## begin Supplied data
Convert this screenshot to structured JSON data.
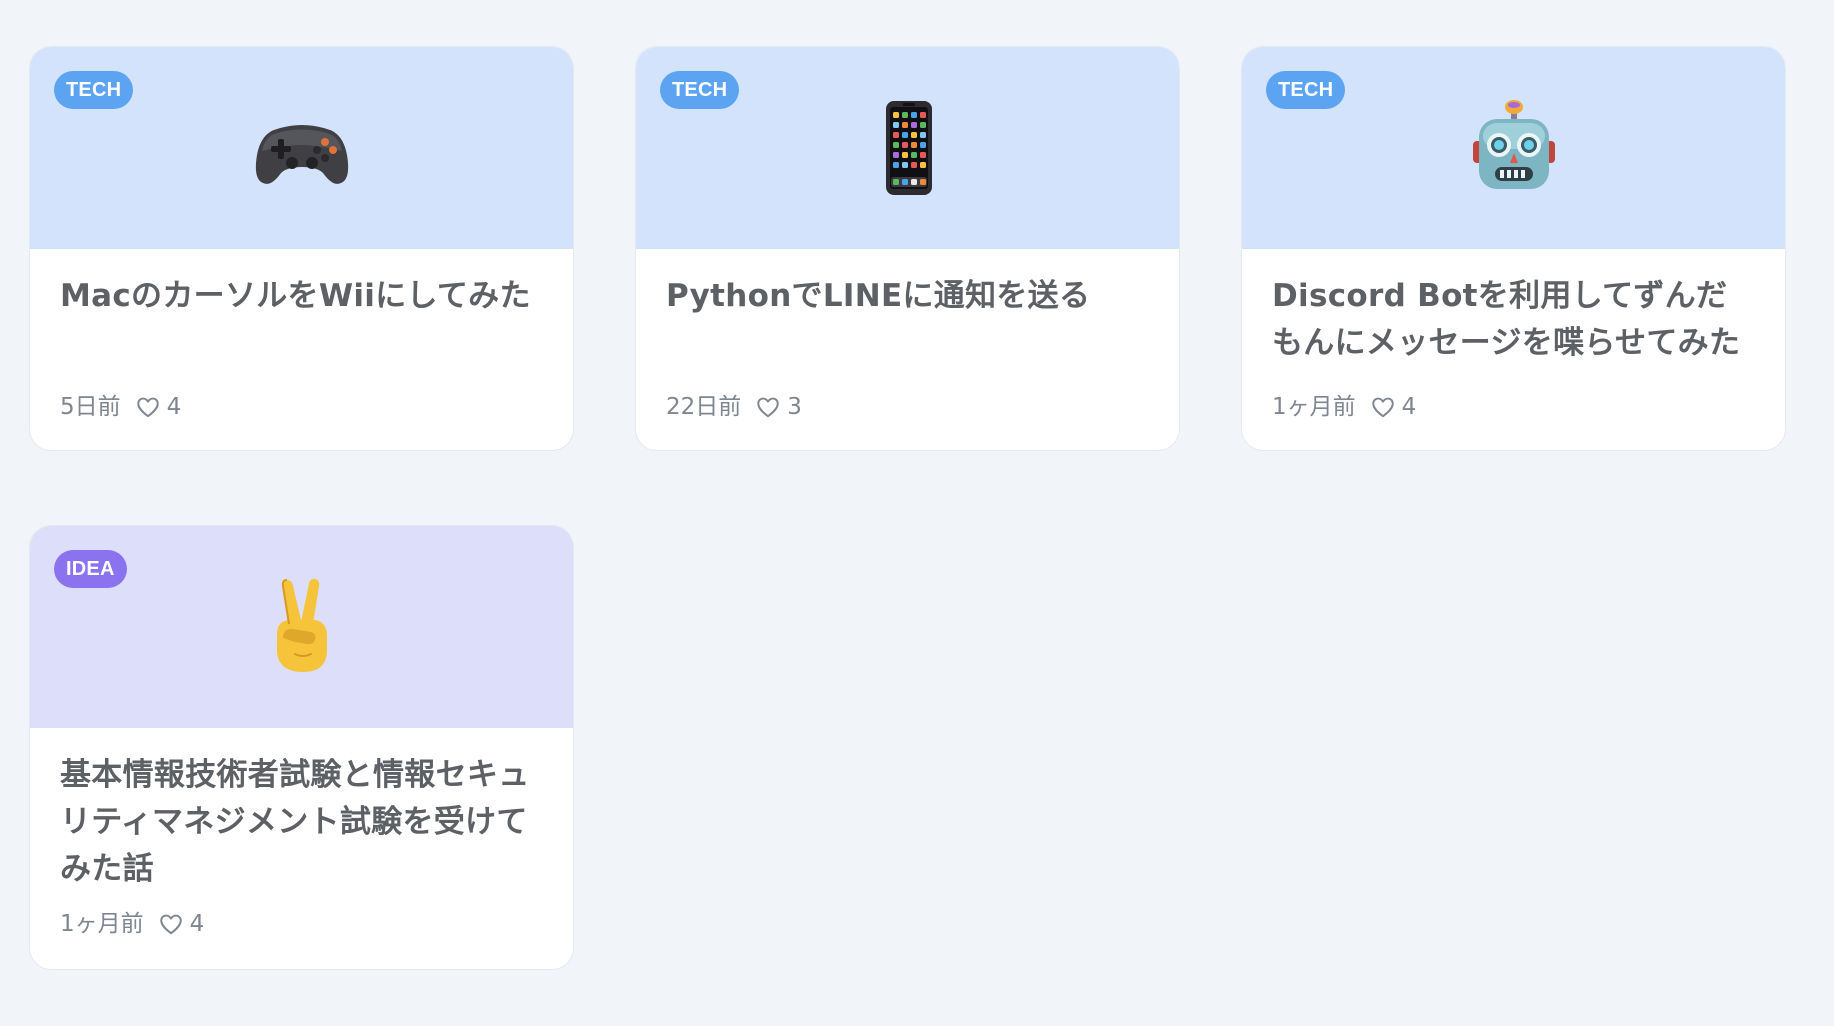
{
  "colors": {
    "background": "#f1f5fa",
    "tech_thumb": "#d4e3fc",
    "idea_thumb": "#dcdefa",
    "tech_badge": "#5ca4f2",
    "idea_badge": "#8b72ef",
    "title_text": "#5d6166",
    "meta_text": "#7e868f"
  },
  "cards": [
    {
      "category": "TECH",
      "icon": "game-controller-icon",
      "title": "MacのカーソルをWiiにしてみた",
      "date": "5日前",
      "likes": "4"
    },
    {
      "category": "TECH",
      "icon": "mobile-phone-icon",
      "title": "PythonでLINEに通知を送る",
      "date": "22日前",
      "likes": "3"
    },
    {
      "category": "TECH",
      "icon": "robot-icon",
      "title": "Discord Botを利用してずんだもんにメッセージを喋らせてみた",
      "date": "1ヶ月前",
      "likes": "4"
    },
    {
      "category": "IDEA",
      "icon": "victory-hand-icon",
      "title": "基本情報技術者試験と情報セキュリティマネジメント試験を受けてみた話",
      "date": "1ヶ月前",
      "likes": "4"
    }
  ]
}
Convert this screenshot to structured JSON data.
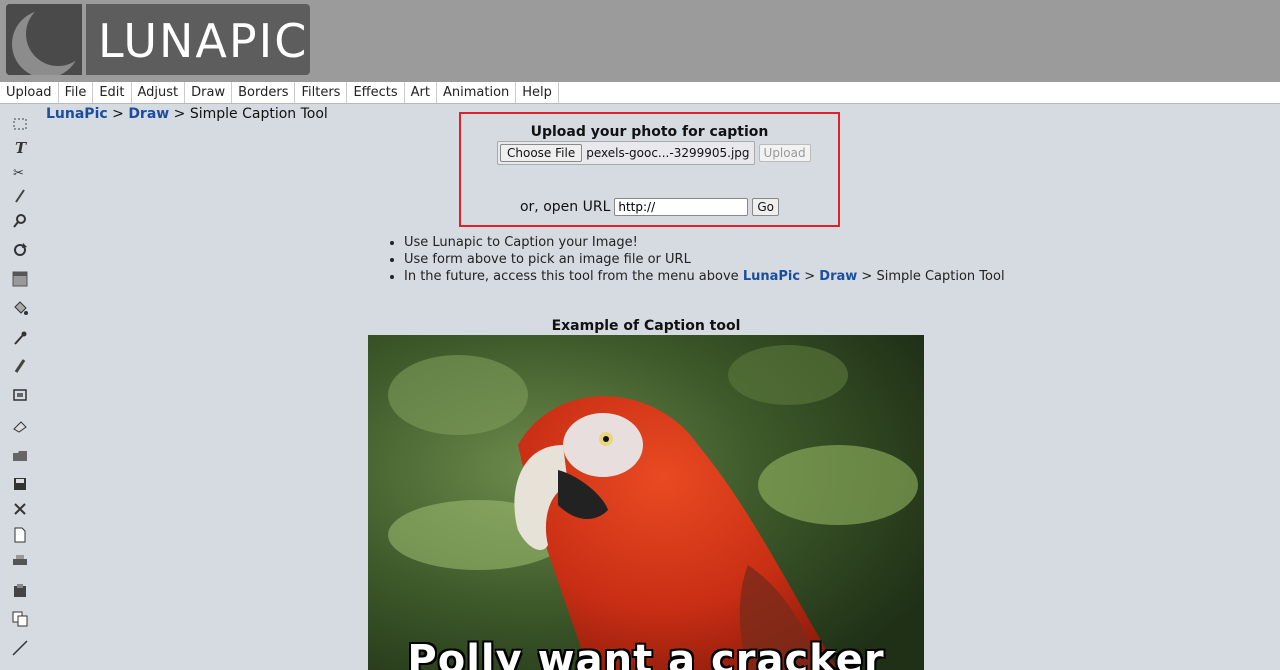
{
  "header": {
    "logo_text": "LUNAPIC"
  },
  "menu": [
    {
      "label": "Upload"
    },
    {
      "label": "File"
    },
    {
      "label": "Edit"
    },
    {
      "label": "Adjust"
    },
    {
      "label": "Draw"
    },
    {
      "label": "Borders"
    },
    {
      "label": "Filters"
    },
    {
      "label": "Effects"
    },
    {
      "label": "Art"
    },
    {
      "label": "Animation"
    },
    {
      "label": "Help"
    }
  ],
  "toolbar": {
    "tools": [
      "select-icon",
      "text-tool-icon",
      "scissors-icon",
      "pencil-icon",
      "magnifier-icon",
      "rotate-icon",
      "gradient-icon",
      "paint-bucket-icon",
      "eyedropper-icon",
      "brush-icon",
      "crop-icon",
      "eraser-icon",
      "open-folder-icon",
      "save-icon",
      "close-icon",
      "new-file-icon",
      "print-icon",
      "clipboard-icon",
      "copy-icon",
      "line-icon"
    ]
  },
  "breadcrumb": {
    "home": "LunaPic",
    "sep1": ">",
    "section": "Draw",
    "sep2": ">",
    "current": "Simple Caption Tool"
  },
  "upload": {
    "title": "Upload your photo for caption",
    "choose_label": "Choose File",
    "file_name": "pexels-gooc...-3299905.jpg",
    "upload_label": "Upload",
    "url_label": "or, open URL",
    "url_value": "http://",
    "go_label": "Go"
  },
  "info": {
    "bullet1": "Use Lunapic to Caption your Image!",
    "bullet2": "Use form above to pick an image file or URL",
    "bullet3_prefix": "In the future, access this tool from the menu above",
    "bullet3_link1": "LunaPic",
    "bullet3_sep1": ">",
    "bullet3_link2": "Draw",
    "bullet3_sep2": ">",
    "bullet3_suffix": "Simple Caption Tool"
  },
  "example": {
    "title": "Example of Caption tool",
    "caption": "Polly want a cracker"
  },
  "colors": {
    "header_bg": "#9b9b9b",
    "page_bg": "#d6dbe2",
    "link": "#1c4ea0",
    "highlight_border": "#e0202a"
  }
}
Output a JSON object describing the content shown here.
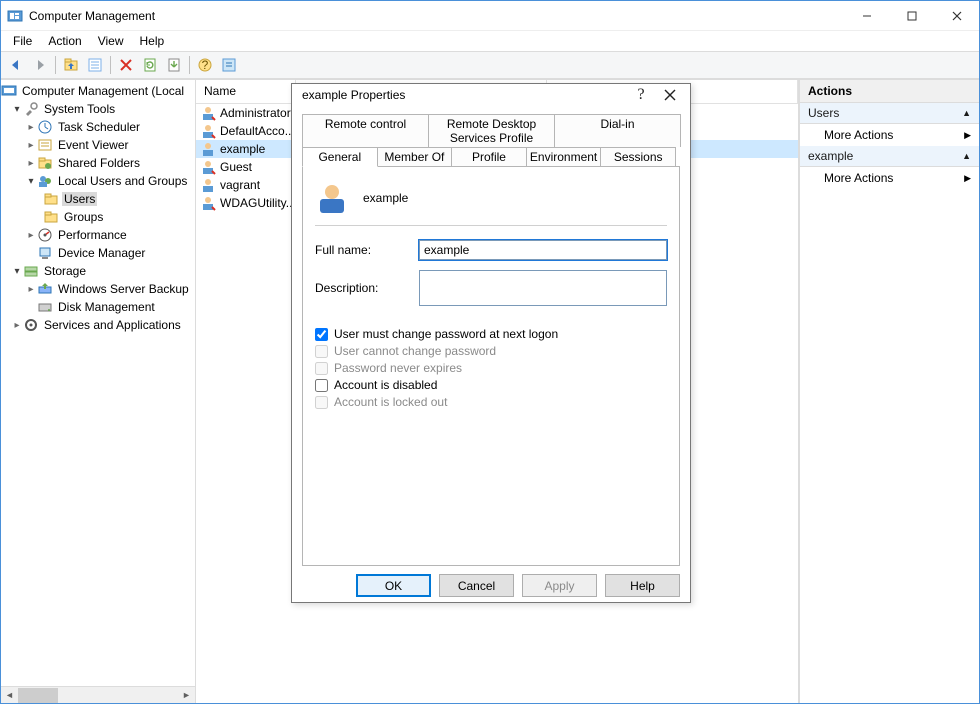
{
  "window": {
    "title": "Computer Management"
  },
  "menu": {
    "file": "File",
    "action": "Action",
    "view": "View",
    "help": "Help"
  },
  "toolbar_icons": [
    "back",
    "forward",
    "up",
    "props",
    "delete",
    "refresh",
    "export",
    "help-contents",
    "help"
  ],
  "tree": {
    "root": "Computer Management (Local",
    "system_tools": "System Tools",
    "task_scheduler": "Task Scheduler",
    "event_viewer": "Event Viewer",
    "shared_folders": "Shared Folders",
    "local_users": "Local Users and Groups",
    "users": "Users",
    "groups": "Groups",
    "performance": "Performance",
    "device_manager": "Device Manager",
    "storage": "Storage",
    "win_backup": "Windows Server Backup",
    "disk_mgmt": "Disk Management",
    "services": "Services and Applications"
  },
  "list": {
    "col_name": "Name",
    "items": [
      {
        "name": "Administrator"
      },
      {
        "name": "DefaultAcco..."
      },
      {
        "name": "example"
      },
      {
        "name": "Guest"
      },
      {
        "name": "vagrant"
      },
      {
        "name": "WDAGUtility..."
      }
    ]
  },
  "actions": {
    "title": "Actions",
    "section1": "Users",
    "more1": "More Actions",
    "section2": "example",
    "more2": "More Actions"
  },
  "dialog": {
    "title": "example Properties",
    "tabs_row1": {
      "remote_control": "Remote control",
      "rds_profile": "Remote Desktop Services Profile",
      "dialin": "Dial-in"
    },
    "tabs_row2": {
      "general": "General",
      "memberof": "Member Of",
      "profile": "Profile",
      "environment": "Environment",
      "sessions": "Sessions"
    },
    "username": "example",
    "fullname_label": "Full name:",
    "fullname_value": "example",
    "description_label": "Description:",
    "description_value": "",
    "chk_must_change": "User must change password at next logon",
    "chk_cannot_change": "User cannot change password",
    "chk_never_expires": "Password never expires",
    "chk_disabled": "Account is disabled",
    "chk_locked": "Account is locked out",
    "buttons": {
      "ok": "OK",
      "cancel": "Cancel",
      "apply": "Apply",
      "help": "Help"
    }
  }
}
## end Supplied data
**Written instruction**
Exactly as written, return every line of the listing, but not the pictures.

**Exercise response**
Convert this screenshot to structured JSON data.
{
  "colors": {
    "background": "#f1f5fa",
    "tech_thumb": "#d4e3fc",
    "idea_thumb": "#dcdefa",
    "tech_badge": "#5ca4f2",
    "idea_badge": "#8b72ef",
    "title_text": "#5d6166",
    "meta_text": "#7e868f"
  },
  "cards": [
    {
      "category": "TECH",
      "icon": "game-controller-icon",
      "title": "MacのカーソルをWiiにしてみた",
      "date": "5日前",
      "likes": "4"
    },
    {
      "category": "TECH",
      "icon": "mobile-phone-icon",
      "title": "PythonでLINEに通知を送る",
      "date": "22日前",
      "likes": "3"
    },
    {
      "category": "TECH",
      "icon": "robot-icon",
      "title": "Discord Botを利用してずんだもんにメッセージを喋らせてみた",
      "date": "1ヶ月前",
      "likes": "4"
    },
    {
      "category": "IDEA",
      "icon": "victory-hand-icon",
      "title": "基本情報技術者試験と情報セキュリティマネジメント試験を受けてみた話",
      "date": "1ヶ月前",
      "likes": "4"
    }
  ]
}
Convert this screenshot to structured JSON data.
{
  "header": {
    "logo_text": "LUNAPIC"
  },
  "menu": [
    {
      "label": "Upload"
    },
    {
      "label": "File"
    },
    {
      "label": "Edit"
    },
    {
      "label": "Adjust"
    },
    {
      "label": "Draw"
    },
    {
      "label": "Borders"
    },
    {
      "label": "Filters"
    },
    {
      "label": "Effects"
    },
    {
      "label": "Art"
    },
    {
      "label": "Animation"
    },
    {
      "label": "Help"
    }
  ],
  "toolbar": {
    "tools": [
      "select-icon",
      "text-tool-icon",
      "scissors-icon",
      "pencil-icon",
      "magnifier-icon",
      "rotate-icon",
      "gradient-icon",
      "paint-bucket-icon",
      "eyedropper-icon",
      "brush-icon",
      "crop-icon",
      "eraser-icon",
      "open-folder-icon",
      "save-icon",
      "close-icon",
      "new-file-icon",
      "print-icon",
      "clipboard-icon",
      "copy-icon",
      "line-icon"
    ]
  },
  "breadcrumb": {
    "home": "LunaPic",
    "sep1": ">",
    "section": "Draw",
    "sep2": ">",
    "current": "Simple Caption Tool"
  },
  "upload": {
    "title": "Upload your photo for caption",
    "choose_label": "Choose File",
    "file_name": "pexels-gooc...-3299905.jpg",
    "upload_label": "Upload",
    "url_label": "or, open URL",
    "url_value": "http://",
    "go_label": "Go"
  },
  "info": {
    "bullet1": "Use Lunapic to Caption your Image!",
    "bullet2": "Use form above to pick an image file or URL",
    "bullet3_prefix": "In the future, access this tool from the menu above",
    "bullet3_link1": "LunaPic",
    "bullet3_sep1": ">",
    "bullet3_link2": "Draw",
    "bullet3_sep2": ">",
    "bullet3_suffix": "Simple Caption Tool"
  },
  "example": {
    "title": "Example of Caption tool",
    "caption": "Polly want a cracker"
  },
  "colors": {
    "header_bg": "#9b9b9b",
    "page_bg": "#d6dbe2",
    "link": "#1c4ea0",
    "highlight_border": "#e0202a"
  }
}
Output a JSON object describing the content shown here.
{
  "window": {
    "title": "Computer Management"
  },
  "menu": {
    "file": "File",
    "action": "Action",
    "view": "View",
    "help": "Help"
  },
  "toolbar_icons": [
    "back",
    "forward",
    "up",
    "props",
    "delete",
    "refresh",
    "export",
    "help-contents",
    "help"
  ],
  "tree": {
    "root": "Computer Management (Local",
    "system_tools": "System Tools",
    "task_scheduler": "Task Scheduler",
    "event_viewer": "Event Viewer",
    "shared_folders": "Shared Folders",
    "local_users": "Local Users and Groups",
    "users": "Users",
    "groups": "Groups",
    "performance": "Performance",
    "device_manager": "Device Manager",
    "storage": "Storage",
    "win_backup": "Windows Server Backup",
    "disk_mgmt": "Disk Management",
    "services": "Services and Applications"
  },
  "list": {
    "col_name": "Name",
    "items": [
      {
        "name": "Administrator"
      },
      {
        "name": "DefaultAcco..."
      },
      {
        "name": "example"
      },
      {
        "name": "Guest"
      },
      {
        "name": "vagrant"
      },
      {
        "name": "WDAGUtility..."
      }
    ]
  },
  "actions": {
    "title": "Actions",
    "section1": "Users",
    "more1": "More Actions",
    "section2": "example",
    "more2": "More Actions"
  },
  "dialog": {
    "title": "example Properties",
    "tabs_row1": {
      "remote_control": "Remote control",
      "rds_profile": "Remote Desktop Services Profile",
      "dialin": "Dial-in"
    },
    "tabs_row2": {
      "general": "General",
      "memberof": "Member Of",
      "profile": "Profile",
      "environment": "Environment",
      "sessions": "Sessions"
    },
    "username": "example",
    "fullname_label": "Full name:",
    "fullname_value": "example",
    "description_label": "Description:",
    "description_value": "",
    "chk_must_change": "User must change password at next logon",
    "chk_cannot_change": "User cannot change password",
    "chk_never_expires": "Password never expires",
    "chk_disabled": "Account is disabled",
    "chk_locked": "Account is locked out",
    "buttons": {
      "ok": "OK",
      "cancel": "Cancel",
      "apply": "Apply",
      "help": "Help"
    }
  }
}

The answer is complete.